§ PROBLEM TO SOLVE
Set down each entry exactly as given; pictures should not appear in the copy.

# start of PROVIDED RECORDS

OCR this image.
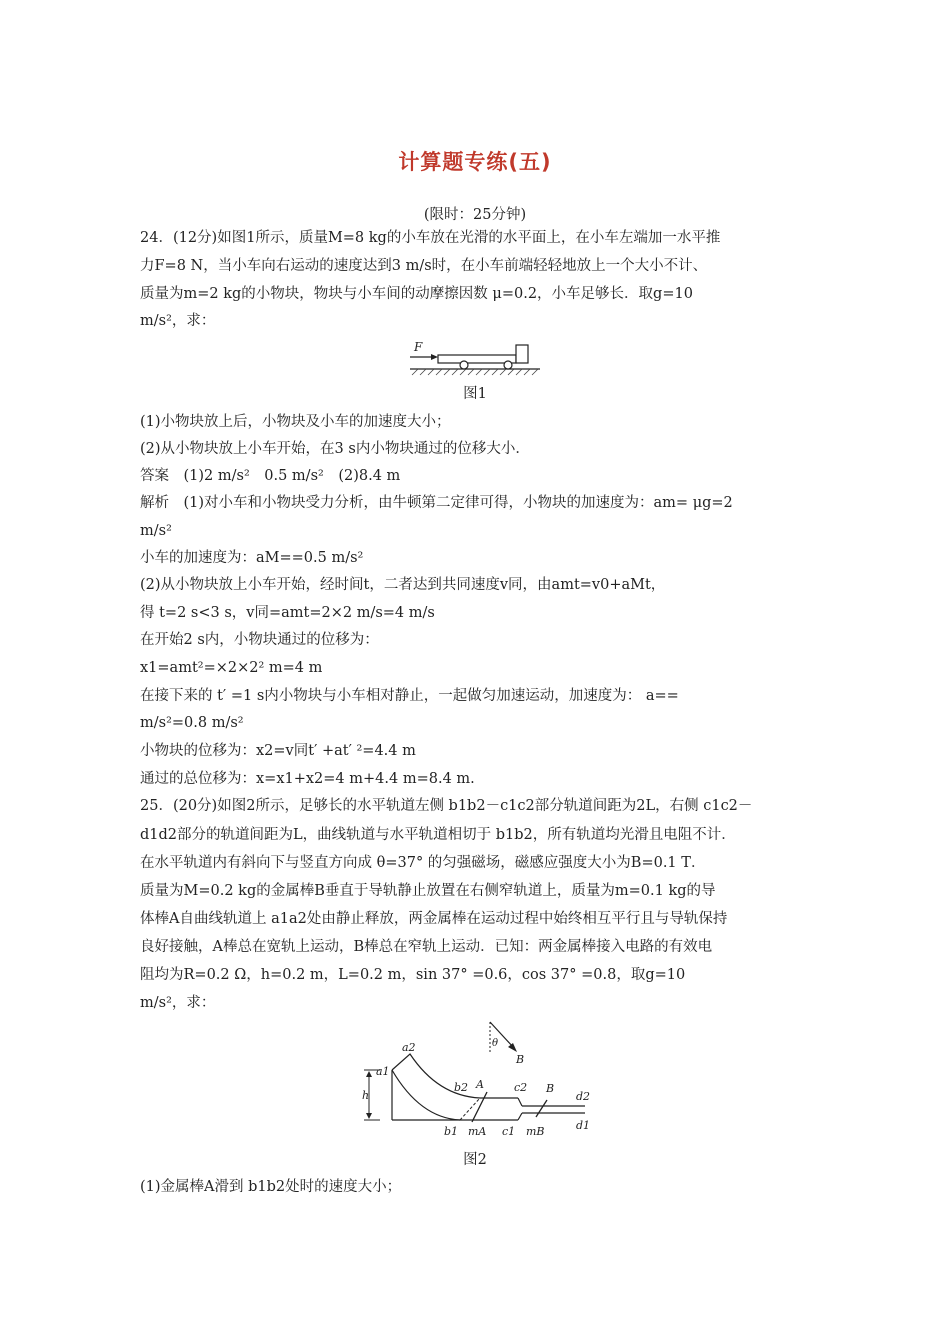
计算题专练(五)
(限时：25分钟)
24．(12分)如图1所示，质量M=8 kg的小车放在光滑的水平面上，在小车左端加一水平推
力F=8 N，当小车向右运动的速度达到3 m/s时，在小车前端轻轻地放上一个大小不计、
质量为m=2 kg的小物块，物块与小车间的动摩擦因数 μ=0.2，小车足够长．取g=10
m/s²，求：
F
图1
(1)小物块放上后，小物块及小车的加速度大小；
(2)从小物块放上小车开始，在3 s内小物块通过的位移大小．
答案　(1)2 m/s²　0.5 m/s²　(2)8.4 m
解析　(1)对小车和小物块受力分析，由牛顿第二定律可得，小物块的加速度为：am= μg=2
m/s²
小车的加速度为：aM==0.5 m/s²
(2)从小物块放上小车开始，经时间t，二者达到共同速度v同，由amt=v0+aMt，
得 t=2 s<3 s，v同=amt=2×2 m/s=4 m/s
在开始2 s内，小物块通过的位移为：
x1=amt²=×2×2² m=4 m
在接下来的 t′ =1 s内小物块与小车相对静止，一起做匀加速运动，加速度为： a==
m/s²=0.8 m/s²
小物块的位移为：x2=v同t′ +at′ ²=4.4 m
通过的总位移为：x=x1+x2=4 m+4.4 m=8.4 m.
25．(20分)如图2所示，足够长的水平轨道左侧 b1b2－c1c2部分轨道间距为2L，右侧 c1c2－
d1d2部分的轨道间距为L，曲线轨道与水平轨道相切于 b1b2，所有轨道均光滑且电阻不计．
在水平轨道内有斜向下与竖直方向成 θ=37° 的匀强磁场，磁感应强度大小为B=0.1 T．
质量为M=0.2 kg的金属棒B垂直于导轨静止放置在右侧窄轨道上，质量为m=0.1 kg的导
体棒A自曲线轨道上 a1a2处由静止释放，两金属棒在运动过程中始终相互平行且与导轨保持
良好接触，A棒总在宽轨上运动，B棒总在窄轨上运动．已知：两金属棒接入电路的有效电
阻均为R=0.2 Ω，h=0.2 m，L=0.2 m，sin 37° =0.6，cos 37° =0.8，取g=10
m/s²，求：
h
θ
B
a2
a1
b2 A	c2 B
d2
b1 mA c1 mB	d1
图2
(1)金属棒A滑到 b1b2处时的速度大小；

# end of PROVIDED RECORDS

§ WRITTEN RESPONSE
OCR this image.
计算题专练(五)
(限时：25分钟)
24．(12分)如图1所示，质量M=8 kg的小车放在光滑的水平面上，在小车左端加一水平推
力F=8 N，当小车向右运动的速度达到3 m/s时，在小车前端轻轻地放上一个大小不计、
质量为m=2 kg的小物块，物块与小车间的动摩擦因数 μ=0.2，小车足够长．取g=10
m/s²，求：
F
图1
(1)小物块放上后，小物块及小车的加速度大小；
(2)从小物块放上小车开始，在3 s内小物块通过的位移大小．
答案　(1)2 m/s²　0.5 m/s²　(2)8.4 m
解析　(1)对小车和小物块受力分析，由牛顿第二定律可得，小物块的加速度为：am= μg=2
m/s²
小车的加速度为：aM==0.5 m/s²
(2)从小物块放上小车开始，经时间t，二者达到共同速度v同，由amt=v0+aMt，
得 t=2 s<3 s，v同=amt=2×2 m/s=4 m/s
在开始2 s内，小物块通过的位移为：
x1=amt²=×2×2² m=4 m
在接下来的 t′ =1 s内小物块与小车相对静止，一起做匀加速运动，加速度为： a==
m/s²=0.8 m/s²
小物块的位移为：x2=v同t′ +at′ ²=4.4 m
通过的总位移为：x=x1+x2=4 m+4.4 m=8.4 m.
25．(20分)如图2所示，足够长的水平轨道左侧 b1b2－c1c2部分轨道间距为2L，右侧 c1c2－
d1d2部分的轨道间距为L，曲线轨道与水平轨道相切于 b1b2，所有轨道均光滑且电阻不计．
在水平轨道内有斜向下与竖直方向成 θ=37° 的匀强磁场，磁感应强度大小为B=0.1 T．
质量为M=0.2 kg的金属棒B垂直于导轨静止放置在右侧窄轨道上，质量为m=0.1 kg的导
体棒A自曲线轨道上 a1a2处由静止释放，两金属棒在运动过程中始终相互平行且与导轨保持
良好接触，A棒总在宽轨上运动，B棒总在窄轨上运动．已知：两金属棒接入电路的有效电
阻均为R=0.2 Ω，h=0.2 m，L=0.2 m，sin 37° =0.6，cos 37° =0.8，取g=10
m/s²，求：
h
θ
B
a2
a1
b2 A	c2 B
d2
b1 mA c1 mB	d1
图2
(1)金属棒A滑到 b1b2处时的速度大小；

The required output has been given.